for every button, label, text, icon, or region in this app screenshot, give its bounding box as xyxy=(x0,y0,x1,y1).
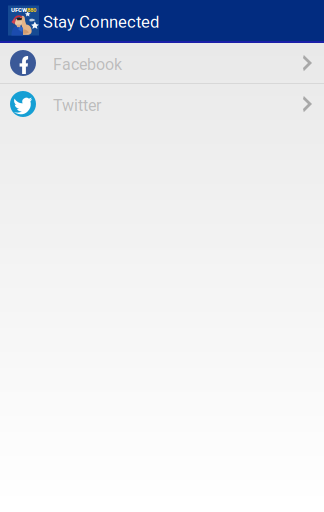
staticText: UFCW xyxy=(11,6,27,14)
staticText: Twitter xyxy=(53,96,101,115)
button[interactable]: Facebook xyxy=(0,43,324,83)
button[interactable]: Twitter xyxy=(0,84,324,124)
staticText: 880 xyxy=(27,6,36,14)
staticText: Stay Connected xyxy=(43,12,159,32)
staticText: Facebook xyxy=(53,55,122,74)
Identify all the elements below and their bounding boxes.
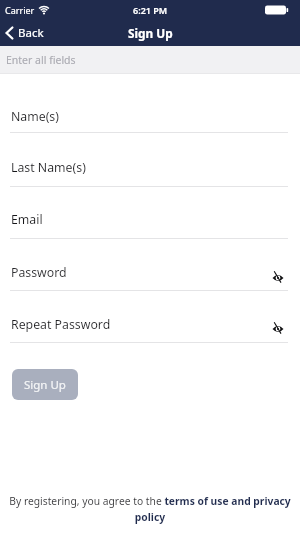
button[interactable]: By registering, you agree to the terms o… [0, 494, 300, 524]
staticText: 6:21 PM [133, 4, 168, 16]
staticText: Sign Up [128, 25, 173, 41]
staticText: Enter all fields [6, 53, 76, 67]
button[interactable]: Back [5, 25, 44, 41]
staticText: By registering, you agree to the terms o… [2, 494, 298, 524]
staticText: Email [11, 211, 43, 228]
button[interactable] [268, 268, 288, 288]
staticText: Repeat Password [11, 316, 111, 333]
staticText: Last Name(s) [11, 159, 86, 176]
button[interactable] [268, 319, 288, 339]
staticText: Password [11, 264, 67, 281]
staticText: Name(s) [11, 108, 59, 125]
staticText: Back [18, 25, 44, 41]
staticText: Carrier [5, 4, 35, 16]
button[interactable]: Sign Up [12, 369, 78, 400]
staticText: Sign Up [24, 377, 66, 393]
◆ ◆ ◆ ◆ ◆ ◆ ◆
» WORK TO COMPLETE:
Render every line of the items above as a Markdown table with two columns, "Row" for the row number and "Line Text" for the line itself. Skip blank lines and leave out the pictures.

» EXERCISE RESULT:
| Row | Line Text |
|---|---|
| 1 | for every button, label, text, icon, or region in this app screenshot, give its bounding box as xyxy=(x0,y0,x1,y1). |
| 2 | staticText: UFCW xyxy=(11,6,27,14) |
| 3 | staticText: Twitter xyxy=(53,96,101,115) |
| 4 | button[interactable]: Facebook xyxy=(0,43,324,83) |
| 5 | button[interactable]: Twitter xyxy=(0,84,324,124) |
| 6 | staticText: 880 xyxy=(27,6,36,14) |
| 7 | staticText: Stay Connected xyxy=(43,12,159,32) |
| 8 | staticText: Facebook xyxy=(53,55,122,74) |
| 9 | Identify all the elements below and their bounding boxes. |
| 10 | button[interactable]: By registering, you agree to the terms o… [0, 494, 300, 524] |
| 11 | staticText: 6:21 PM [133, 4, 168, 16] |
| 12 | staticText: Sign Up [128, 25, 173, 41] |
| 13 | staticText: Enter all fields [6, 53, 76, 67] |
| 14 | button[interactable]: Back [5, 25, 44, 41] |
| 15 | staticText: By registering, you agree to the terms o… [2, 494, 298, 524] |
| 16 | staticText: Email [11, 211, 43, 228] |
| 17 | button[interactable] [268, 268, 288, 288] |
| 18 | staticText: Repeat Password [11, 316, 111, 333] |
| 19 | staticText: Last Name(s) [11, 159, 86, 176] |
| 20 | button[interactable] [268, 319, 288, 339] |
| 21 | staticText: Password [11, 264, 67, 281] |
| 22 | staticText: Name(s) [11, 108, 59, 125] |
| 23 | staticText: Back [18, 25, 44, 41] |
| 24 | staticText: Carrier [5, 4, 35, 16] |
| 25 | button[interactable]: Sign Up [12, 369, 78, 400] |
| 26 | staticText: Sign Up [24, 377, 66, 393] |